(Items from a document page collection)
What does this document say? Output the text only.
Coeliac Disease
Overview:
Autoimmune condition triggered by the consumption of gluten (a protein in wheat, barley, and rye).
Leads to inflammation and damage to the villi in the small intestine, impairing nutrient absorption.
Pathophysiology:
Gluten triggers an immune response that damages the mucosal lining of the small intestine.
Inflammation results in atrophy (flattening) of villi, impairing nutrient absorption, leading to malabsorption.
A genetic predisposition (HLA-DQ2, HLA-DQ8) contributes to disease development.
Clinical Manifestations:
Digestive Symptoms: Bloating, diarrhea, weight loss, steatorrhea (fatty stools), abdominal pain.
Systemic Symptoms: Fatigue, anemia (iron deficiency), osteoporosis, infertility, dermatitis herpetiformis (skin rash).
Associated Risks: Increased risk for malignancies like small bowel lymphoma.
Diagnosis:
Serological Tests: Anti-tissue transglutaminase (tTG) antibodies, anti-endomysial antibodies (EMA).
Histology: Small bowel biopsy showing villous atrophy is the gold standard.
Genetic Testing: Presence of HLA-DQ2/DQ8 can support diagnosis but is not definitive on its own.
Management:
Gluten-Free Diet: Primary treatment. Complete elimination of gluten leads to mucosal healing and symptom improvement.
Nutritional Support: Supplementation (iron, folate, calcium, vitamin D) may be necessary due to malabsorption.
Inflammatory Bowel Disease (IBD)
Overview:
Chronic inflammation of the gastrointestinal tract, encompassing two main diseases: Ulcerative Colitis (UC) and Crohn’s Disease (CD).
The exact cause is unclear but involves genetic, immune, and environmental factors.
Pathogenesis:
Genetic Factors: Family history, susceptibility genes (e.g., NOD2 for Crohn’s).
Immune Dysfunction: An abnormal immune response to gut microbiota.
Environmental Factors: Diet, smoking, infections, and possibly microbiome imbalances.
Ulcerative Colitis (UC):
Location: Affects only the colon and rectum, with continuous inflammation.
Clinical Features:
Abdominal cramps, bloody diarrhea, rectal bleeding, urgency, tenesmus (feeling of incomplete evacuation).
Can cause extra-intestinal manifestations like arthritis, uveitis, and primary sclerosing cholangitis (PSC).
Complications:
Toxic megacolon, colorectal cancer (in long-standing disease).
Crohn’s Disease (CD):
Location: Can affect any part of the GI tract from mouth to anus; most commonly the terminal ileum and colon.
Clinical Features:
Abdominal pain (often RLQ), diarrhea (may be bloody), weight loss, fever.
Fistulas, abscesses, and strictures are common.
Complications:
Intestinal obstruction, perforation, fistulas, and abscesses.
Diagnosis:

(WHAT YOU NEED TO DO)
Where in the records does the string "like" appear? Copy every line that has it.

(OUTPUT FOR THIS EXERCISE)
Associated Risks: Increased risk for malignancies like small bowel lymphoma.
Can cause extra-intestinal manifestations like arthritis, uveitis, and primary sclerosing cholangitis (PSC).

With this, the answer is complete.